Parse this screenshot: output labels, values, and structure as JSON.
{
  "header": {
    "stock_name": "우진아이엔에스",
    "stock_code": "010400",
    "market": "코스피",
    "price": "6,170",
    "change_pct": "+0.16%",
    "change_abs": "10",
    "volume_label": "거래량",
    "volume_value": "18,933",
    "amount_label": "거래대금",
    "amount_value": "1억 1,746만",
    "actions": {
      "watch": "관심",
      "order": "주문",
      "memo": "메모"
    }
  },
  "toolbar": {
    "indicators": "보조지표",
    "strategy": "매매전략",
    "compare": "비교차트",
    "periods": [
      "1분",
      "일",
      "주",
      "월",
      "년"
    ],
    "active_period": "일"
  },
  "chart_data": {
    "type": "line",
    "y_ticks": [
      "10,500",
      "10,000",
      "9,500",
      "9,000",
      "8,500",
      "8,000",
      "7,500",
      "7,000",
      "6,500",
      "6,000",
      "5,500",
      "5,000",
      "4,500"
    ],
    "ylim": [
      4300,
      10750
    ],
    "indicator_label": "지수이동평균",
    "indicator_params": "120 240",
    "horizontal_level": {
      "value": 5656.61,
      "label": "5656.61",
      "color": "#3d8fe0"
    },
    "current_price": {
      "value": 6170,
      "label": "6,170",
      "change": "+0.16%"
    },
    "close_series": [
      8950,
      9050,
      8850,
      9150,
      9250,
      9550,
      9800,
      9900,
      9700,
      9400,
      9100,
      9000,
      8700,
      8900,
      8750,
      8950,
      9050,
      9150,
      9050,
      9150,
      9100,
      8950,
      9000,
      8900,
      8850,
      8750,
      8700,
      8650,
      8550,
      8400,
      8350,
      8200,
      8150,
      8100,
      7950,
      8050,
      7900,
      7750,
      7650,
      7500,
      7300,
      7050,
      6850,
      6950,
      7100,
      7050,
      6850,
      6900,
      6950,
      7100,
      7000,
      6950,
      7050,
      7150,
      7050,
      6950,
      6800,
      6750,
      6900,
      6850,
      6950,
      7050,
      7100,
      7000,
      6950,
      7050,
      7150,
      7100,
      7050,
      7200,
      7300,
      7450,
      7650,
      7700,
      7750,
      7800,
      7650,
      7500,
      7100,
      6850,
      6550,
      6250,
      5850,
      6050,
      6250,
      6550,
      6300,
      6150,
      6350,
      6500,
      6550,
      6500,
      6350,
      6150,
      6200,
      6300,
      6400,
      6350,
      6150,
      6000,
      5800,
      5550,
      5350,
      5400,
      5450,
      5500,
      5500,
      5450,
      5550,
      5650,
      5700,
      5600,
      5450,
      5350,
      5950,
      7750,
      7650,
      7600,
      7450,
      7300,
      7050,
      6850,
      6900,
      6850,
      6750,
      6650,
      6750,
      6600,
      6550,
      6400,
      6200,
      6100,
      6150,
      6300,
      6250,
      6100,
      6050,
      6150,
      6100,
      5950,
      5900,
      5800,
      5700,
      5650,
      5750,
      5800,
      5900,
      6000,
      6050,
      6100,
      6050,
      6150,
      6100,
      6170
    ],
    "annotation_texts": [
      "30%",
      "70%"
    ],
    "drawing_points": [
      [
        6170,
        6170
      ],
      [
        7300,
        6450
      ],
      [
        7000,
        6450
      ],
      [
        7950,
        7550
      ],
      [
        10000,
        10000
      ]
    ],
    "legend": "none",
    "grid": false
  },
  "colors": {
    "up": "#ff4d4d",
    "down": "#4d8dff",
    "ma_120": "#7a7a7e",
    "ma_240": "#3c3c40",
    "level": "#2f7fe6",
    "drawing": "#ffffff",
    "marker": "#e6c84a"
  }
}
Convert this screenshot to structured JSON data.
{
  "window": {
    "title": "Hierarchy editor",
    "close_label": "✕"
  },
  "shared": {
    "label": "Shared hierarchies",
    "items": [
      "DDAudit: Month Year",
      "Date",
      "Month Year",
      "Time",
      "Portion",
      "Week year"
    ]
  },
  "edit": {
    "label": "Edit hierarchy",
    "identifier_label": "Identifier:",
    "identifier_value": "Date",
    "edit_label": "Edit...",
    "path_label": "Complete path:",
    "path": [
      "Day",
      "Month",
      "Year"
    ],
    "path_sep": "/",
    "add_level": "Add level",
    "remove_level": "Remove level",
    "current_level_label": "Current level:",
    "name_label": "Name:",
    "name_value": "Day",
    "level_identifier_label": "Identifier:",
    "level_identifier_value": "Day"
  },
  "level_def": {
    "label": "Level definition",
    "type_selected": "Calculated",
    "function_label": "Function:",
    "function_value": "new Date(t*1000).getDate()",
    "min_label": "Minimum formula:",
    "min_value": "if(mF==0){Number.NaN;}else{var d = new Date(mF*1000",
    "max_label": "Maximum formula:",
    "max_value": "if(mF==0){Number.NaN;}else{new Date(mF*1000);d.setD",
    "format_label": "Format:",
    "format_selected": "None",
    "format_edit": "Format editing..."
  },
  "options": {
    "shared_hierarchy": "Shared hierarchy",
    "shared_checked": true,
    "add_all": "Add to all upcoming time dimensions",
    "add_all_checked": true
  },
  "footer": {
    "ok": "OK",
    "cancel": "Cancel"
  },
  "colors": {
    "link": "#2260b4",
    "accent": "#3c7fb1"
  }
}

════════════════════

Tally the lines in the records above that contain the word "true", and give only that number.

2